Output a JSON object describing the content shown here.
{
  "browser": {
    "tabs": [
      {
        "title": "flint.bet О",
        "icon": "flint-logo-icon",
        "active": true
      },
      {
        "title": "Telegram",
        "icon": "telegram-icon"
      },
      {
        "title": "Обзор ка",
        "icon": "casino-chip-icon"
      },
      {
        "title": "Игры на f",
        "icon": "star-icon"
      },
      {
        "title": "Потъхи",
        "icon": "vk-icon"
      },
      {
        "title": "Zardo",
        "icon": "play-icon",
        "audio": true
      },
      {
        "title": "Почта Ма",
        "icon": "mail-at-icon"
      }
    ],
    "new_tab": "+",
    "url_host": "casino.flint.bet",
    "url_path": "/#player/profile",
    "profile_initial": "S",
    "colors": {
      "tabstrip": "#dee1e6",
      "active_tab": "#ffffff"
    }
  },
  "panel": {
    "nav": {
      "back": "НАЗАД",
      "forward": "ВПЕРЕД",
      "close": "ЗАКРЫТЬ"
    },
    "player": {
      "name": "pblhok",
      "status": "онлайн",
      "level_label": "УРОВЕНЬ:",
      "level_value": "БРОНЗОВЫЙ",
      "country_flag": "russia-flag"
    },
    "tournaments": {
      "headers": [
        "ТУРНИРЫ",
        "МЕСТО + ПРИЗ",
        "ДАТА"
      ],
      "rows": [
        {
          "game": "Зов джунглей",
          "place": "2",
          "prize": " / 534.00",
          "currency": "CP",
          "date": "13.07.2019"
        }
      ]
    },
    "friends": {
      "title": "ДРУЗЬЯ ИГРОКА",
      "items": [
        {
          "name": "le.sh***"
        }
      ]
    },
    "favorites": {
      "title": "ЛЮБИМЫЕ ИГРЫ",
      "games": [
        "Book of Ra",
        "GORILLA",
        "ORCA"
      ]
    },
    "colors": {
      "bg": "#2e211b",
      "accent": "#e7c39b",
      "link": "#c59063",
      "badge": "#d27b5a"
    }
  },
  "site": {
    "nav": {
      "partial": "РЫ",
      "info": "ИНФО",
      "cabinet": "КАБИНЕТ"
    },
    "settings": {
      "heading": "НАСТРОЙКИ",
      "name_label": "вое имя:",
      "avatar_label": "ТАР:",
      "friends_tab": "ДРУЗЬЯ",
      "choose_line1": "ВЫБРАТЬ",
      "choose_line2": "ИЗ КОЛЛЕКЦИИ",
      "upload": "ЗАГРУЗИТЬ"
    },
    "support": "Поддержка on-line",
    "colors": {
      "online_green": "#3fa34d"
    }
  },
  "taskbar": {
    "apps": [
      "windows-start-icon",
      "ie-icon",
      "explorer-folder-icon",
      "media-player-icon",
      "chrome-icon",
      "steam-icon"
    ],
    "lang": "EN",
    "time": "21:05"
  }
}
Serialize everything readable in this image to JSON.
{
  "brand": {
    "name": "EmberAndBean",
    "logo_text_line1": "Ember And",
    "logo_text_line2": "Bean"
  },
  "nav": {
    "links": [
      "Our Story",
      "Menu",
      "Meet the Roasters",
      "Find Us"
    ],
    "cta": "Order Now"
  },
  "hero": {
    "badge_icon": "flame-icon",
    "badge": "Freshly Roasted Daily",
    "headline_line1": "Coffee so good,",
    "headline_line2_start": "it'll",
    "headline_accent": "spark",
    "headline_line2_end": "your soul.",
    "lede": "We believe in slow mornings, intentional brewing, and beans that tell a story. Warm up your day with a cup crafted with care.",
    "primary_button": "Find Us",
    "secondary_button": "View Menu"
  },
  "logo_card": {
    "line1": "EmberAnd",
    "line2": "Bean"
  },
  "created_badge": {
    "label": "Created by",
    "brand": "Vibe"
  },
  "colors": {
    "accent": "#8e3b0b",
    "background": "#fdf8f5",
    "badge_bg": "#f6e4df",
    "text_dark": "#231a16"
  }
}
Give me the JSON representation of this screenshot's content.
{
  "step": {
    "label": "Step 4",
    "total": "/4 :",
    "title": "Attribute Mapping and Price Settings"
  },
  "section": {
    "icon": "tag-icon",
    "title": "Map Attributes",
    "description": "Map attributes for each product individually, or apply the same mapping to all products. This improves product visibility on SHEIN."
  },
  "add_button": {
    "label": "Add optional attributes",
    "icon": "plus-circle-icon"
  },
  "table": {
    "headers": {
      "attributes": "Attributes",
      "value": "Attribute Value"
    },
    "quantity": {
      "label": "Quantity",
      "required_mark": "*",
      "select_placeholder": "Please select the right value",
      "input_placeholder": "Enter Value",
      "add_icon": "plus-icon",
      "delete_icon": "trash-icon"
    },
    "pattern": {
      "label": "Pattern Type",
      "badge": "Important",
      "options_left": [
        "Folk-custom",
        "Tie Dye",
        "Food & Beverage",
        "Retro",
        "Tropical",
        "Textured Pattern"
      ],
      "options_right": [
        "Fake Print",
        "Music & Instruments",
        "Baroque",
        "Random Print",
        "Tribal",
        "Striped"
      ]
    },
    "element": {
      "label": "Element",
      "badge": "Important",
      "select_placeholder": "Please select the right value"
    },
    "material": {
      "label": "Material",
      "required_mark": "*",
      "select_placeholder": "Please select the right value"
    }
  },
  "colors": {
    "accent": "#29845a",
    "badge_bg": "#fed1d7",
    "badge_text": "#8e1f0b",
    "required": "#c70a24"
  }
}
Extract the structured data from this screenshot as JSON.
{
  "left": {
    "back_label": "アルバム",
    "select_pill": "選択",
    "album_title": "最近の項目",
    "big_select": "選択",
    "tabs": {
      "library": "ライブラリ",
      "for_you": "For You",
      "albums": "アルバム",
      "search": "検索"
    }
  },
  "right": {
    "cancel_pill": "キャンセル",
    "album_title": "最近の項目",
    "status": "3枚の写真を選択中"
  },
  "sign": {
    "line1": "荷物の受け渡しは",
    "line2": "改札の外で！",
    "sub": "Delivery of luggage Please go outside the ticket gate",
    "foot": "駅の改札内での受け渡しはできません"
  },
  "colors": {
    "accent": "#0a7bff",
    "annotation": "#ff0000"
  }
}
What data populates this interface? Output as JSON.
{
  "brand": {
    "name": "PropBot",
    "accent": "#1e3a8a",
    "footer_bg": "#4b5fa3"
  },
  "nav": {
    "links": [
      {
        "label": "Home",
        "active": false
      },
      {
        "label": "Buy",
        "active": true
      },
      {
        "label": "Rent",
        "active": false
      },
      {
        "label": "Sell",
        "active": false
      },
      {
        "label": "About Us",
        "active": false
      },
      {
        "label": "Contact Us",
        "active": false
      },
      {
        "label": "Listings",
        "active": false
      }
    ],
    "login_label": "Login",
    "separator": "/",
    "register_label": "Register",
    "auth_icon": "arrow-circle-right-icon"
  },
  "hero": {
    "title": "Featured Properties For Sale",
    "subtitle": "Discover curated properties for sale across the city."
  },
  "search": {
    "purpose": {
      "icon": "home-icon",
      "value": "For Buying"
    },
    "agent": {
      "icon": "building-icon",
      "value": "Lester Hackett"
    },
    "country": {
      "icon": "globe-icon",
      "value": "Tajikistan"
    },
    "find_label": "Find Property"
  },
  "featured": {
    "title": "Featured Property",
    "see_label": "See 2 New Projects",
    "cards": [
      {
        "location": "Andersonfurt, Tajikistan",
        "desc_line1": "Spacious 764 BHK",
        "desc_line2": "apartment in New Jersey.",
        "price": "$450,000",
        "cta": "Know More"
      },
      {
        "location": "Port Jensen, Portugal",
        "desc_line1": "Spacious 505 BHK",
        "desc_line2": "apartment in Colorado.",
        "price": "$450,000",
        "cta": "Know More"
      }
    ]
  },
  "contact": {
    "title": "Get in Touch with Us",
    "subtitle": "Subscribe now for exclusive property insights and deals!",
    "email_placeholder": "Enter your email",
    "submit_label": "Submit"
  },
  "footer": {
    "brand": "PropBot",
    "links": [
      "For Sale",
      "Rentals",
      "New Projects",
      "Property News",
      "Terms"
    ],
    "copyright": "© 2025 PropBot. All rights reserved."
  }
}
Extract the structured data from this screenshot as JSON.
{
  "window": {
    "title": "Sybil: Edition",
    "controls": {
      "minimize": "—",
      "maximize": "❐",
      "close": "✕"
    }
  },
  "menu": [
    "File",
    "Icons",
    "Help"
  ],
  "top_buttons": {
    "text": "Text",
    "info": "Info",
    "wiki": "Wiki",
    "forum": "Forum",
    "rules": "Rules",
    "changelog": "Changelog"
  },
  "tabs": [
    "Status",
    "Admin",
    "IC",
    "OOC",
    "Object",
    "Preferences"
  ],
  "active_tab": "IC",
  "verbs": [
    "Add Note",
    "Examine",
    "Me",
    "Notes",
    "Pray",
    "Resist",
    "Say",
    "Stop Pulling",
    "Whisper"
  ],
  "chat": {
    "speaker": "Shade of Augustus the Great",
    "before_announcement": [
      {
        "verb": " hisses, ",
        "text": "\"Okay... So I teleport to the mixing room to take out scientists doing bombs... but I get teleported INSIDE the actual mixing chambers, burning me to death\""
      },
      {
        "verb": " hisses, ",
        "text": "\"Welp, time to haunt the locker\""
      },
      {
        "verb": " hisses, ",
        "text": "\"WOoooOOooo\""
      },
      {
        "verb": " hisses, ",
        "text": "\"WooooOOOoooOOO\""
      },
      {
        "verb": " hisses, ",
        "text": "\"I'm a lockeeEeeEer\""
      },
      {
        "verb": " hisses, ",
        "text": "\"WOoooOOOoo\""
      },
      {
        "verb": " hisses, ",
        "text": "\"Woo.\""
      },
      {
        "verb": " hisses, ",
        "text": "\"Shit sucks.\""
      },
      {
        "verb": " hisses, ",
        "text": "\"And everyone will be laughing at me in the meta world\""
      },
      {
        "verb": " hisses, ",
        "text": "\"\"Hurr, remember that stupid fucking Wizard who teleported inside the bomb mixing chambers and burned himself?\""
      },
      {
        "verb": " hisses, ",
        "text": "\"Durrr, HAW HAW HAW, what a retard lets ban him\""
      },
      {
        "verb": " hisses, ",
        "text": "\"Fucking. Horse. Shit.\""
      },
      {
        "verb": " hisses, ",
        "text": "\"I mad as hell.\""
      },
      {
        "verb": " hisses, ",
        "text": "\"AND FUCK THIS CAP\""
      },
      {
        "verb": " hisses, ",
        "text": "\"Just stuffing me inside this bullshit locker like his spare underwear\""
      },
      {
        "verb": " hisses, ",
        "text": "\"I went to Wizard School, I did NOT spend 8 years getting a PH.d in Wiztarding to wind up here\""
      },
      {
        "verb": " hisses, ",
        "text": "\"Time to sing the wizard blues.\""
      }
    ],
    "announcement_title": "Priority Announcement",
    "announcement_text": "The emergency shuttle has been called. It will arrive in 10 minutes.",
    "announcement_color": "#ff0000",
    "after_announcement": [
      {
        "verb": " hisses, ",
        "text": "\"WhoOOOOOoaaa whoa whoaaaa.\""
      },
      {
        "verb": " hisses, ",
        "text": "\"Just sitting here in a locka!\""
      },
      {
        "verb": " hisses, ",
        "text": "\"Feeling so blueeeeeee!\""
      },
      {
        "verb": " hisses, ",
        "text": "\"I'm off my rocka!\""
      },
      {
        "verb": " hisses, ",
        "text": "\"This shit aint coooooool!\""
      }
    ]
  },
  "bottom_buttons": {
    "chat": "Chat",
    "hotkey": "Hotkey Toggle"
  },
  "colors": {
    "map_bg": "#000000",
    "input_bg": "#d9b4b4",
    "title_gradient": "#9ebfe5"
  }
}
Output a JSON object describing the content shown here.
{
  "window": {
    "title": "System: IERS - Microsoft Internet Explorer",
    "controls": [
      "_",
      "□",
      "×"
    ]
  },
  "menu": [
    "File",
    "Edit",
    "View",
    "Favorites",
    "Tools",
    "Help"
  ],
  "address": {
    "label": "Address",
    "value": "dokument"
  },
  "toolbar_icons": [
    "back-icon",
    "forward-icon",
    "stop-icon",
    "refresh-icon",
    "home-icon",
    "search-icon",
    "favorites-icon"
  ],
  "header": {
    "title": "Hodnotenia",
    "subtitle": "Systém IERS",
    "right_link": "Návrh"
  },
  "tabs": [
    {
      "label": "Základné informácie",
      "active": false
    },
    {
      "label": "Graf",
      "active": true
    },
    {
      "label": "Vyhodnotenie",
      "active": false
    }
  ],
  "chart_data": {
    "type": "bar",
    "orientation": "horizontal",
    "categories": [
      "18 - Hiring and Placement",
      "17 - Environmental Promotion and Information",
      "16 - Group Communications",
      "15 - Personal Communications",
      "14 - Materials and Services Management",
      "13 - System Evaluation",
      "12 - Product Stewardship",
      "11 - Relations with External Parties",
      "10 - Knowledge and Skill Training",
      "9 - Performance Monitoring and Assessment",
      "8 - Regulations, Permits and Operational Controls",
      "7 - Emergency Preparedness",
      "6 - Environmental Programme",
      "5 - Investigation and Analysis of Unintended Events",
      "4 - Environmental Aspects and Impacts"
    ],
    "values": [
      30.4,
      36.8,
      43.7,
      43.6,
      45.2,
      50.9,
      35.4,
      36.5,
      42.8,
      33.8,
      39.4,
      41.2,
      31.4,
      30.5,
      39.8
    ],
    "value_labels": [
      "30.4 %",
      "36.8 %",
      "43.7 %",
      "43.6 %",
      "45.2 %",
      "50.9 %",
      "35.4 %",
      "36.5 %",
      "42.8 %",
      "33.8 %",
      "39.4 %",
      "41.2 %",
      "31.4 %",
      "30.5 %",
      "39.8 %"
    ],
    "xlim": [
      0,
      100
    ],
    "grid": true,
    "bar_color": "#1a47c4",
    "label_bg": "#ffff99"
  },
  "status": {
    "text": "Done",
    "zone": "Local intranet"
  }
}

++++++++++++++++++++

* Problem to work on *
Your task is to pick out every line with the string "locker" and copy it.

* Output of the task *
        "text": "\"Welp, time to haunt the locker\""
        "text": "\"Just stuffing me inside this bullshit locker like his spare underwear\""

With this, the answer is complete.